* _Problem_: Transcribe the data that follows precisely, omitting nothing.

* _Exercise input_:
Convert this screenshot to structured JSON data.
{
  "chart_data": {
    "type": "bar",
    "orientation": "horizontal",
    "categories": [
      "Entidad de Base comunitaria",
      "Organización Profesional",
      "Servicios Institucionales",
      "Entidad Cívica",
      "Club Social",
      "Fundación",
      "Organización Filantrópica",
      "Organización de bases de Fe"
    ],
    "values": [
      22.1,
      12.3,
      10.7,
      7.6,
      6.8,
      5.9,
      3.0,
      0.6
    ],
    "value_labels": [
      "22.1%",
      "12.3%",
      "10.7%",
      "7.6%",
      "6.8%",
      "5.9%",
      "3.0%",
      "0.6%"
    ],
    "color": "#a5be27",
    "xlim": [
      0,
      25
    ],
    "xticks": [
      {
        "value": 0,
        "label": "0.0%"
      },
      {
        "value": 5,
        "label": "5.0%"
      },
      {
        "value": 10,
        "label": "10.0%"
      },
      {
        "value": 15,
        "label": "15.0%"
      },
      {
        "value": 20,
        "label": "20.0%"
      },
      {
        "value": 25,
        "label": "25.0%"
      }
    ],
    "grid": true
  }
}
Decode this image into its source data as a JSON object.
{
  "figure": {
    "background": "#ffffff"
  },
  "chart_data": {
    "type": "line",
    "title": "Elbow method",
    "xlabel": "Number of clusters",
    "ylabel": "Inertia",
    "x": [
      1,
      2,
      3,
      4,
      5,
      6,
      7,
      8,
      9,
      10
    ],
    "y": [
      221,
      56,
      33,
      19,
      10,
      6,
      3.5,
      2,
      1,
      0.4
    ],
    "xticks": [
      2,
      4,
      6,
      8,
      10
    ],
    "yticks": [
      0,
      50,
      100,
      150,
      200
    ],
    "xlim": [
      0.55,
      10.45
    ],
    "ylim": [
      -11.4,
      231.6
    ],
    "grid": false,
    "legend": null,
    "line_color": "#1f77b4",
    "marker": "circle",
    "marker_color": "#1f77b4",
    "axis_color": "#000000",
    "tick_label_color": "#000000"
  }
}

* _Written reply_:
Convert this screenshot to structured JSON data.
{
  "chart_data": {
    "type": "bar",
    "orientation": "horizontal",
    "categories": [
      "Entidad de Base comunitaria",
      "Organización Profesional",
      "Servicios Institucionales",
      "Entidad Cívica",
      "Club Social",
      "Fundación",
      "Organización Filantrópica",
      "Organización de bases de Fe"
    ],
    "values": [
      22.1,
      12.3,
      10.7,
      7.6,
      6.8,
      5.9,
      3.0,
      0.6
    ],
    "value_labels": [
      "22.1%",
      "12.3%",
      "10.7%",
      "7.6%",
      "6.8%",
      "5.9%",
      "3.0%",
      "0.6%"
    ],
    "color": "#a5be27",
    "xlim": [
      0,
      25
    ],
    "xticks": [
      {
        "value": 0,
        "label": "0.0%"
      },
      {
        "value": 5,
        "label": "5.0%"
      },
      {
        "value": 10,
        "label": "10.0%"
      },
      {
        "value": 15,
        "label": "15.0%"
      },
      {
        "value": 20,
        "label": "20.0%"
      },
      {
        "value": 25,
        "label": "25.0%"
      }
    ],
    "grid": true
  }
}
Decode this image into its source data as a JSON object.
{
  "figure": {
    "background": "#ffffff"
  },
  "chart_data": {
    "type": "line",
    "title": "Elbow method",
    "xlabel": "Number of clusters",
    "ylabel": "Inertia",
    "x": [
      1,
      2,
      3,
      4,
      5,
      6,
      7,
      8,
      9,
      10
    ],
    "y": [
      221,
      56,
      33,
      19,
      10,
      6,
      3.5,
      2,
      1,
      0.4
    ],
    "xticks": [
      2,
      4,
      6,
      8,
      10
    ],
    "yticks": [
      0,
      50,
      100,
      150,
      200
    ],
    "xlim": [
      0.55,
      10.45
    ],
    "ylim": [
      -11.4,
      231.6
    ],
    "grid": false,
    "legend": null,
    "line_color": "#1f77b4",
    "marker": "circle",
    "marker_color": "#1f77b4",
    "axis_color": "#000000",
    "tick_label_color": "#000000"
  }
}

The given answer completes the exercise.